Start of Task material

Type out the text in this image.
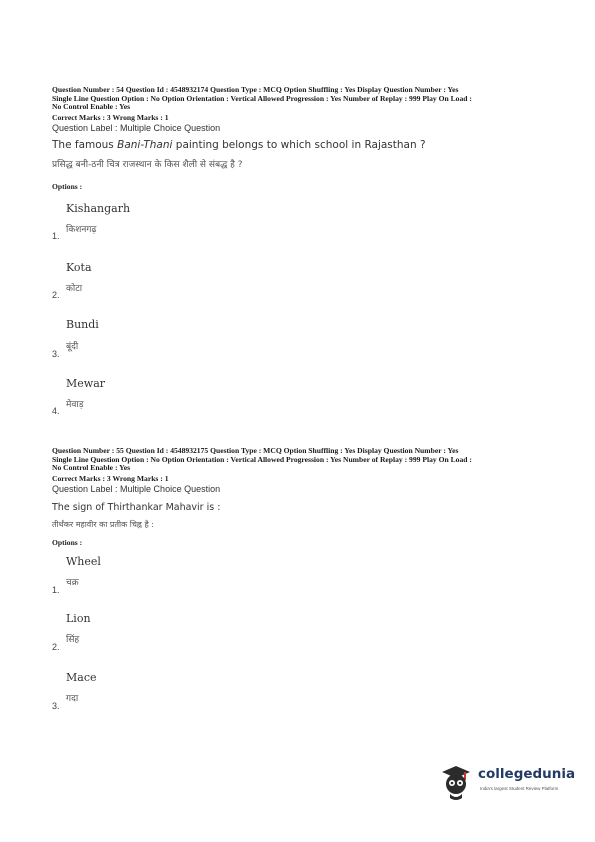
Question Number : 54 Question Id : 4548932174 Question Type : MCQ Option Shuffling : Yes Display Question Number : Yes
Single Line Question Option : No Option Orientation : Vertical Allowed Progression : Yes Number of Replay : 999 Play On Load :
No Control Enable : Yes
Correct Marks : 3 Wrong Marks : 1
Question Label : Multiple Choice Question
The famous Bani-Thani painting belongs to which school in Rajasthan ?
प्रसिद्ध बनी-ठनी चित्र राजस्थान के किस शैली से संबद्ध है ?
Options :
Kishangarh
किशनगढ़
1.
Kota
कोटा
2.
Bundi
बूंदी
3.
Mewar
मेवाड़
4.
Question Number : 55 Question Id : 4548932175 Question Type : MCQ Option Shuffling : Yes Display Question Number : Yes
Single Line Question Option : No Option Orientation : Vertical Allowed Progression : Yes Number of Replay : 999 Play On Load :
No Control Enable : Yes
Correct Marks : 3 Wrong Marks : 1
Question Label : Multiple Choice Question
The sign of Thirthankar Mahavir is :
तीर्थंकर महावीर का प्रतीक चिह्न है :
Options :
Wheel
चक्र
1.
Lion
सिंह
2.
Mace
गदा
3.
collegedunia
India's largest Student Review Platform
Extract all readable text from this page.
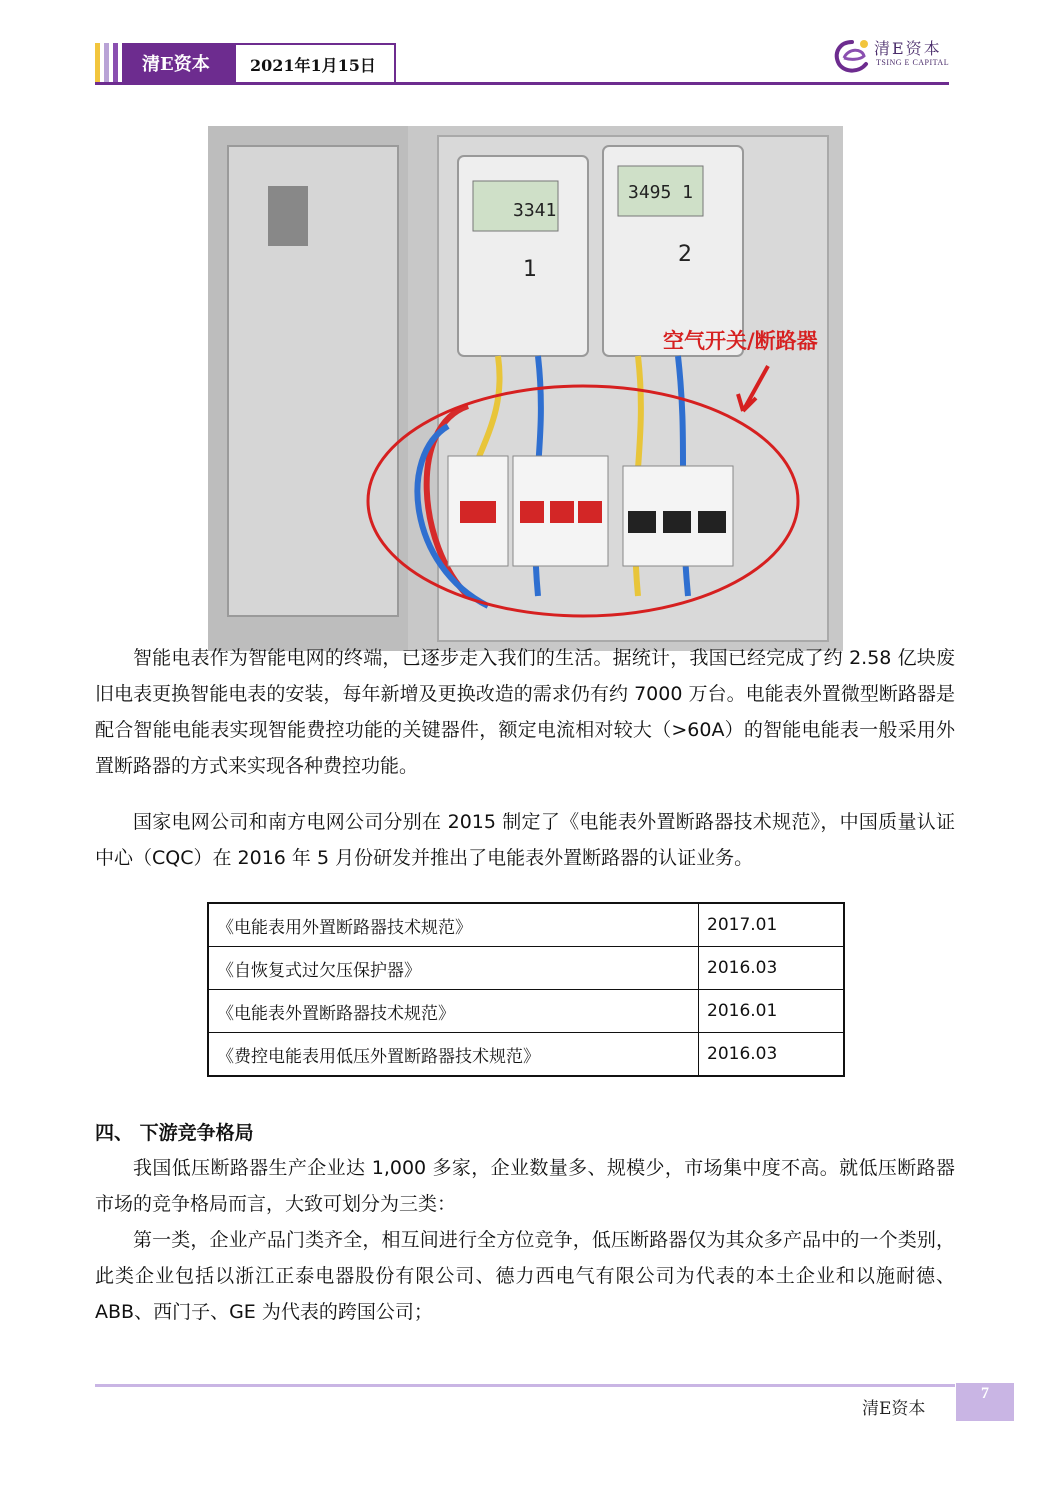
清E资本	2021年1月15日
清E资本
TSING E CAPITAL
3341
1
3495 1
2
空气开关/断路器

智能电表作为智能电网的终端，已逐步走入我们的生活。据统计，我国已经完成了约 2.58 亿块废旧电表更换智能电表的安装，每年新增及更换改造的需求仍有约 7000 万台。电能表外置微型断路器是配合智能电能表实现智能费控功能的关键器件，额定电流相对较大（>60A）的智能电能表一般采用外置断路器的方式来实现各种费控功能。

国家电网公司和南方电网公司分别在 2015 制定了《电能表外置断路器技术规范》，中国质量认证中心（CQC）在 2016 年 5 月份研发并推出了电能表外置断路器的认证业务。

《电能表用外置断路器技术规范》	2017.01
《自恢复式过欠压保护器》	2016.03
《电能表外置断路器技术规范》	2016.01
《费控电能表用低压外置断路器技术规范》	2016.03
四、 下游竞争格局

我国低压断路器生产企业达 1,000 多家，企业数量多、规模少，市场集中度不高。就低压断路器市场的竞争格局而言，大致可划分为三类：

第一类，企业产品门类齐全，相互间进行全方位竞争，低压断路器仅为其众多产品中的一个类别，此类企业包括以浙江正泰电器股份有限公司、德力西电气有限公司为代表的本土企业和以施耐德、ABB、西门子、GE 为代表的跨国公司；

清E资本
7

End of Task material
Start of Task material

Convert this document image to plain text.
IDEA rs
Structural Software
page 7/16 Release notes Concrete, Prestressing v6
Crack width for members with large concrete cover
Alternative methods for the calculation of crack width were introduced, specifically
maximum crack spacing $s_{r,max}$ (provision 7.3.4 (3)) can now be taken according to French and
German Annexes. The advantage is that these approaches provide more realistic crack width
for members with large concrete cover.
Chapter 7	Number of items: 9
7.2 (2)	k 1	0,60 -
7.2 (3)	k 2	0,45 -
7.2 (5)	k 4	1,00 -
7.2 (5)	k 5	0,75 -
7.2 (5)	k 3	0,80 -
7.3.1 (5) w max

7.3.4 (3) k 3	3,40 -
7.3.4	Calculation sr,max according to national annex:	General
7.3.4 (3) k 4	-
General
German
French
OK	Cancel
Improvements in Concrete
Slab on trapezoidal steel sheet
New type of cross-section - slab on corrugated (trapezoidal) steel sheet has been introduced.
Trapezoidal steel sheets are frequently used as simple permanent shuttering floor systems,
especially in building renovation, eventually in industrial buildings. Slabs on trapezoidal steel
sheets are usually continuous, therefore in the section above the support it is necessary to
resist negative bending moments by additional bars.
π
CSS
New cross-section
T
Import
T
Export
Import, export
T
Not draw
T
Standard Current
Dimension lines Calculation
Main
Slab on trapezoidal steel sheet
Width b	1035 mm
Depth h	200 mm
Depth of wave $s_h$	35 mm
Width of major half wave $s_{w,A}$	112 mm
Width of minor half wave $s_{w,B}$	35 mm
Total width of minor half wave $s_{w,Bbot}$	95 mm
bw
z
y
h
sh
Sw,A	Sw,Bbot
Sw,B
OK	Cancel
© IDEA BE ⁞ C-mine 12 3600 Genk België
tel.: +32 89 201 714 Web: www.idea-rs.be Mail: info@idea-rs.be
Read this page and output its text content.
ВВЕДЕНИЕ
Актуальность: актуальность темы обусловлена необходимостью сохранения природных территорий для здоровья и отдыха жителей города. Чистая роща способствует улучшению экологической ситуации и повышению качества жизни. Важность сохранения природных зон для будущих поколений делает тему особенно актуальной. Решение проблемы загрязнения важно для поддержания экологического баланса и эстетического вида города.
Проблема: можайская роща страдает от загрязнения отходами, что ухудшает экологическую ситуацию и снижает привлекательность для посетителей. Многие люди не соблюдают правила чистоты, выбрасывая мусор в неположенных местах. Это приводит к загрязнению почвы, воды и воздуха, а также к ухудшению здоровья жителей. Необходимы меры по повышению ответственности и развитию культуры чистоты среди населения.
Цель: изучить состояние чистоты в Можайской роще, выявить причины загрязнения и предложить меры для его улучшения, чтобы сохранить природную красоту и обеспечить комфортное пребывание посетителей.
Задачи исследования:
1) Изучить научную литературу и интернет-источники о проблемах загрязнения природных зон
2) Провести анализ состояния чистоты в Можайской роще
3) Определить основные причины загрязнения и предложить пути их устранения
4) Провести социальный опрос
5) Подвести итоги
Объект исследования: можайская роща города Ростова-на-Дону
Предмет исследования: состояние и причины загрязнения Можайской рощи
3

End of Task material

_Objective_
Copy out each line of the records that holds the string "members".

_Exercise result_
Crack width for members with large concrete cover
for members with large concrete cover.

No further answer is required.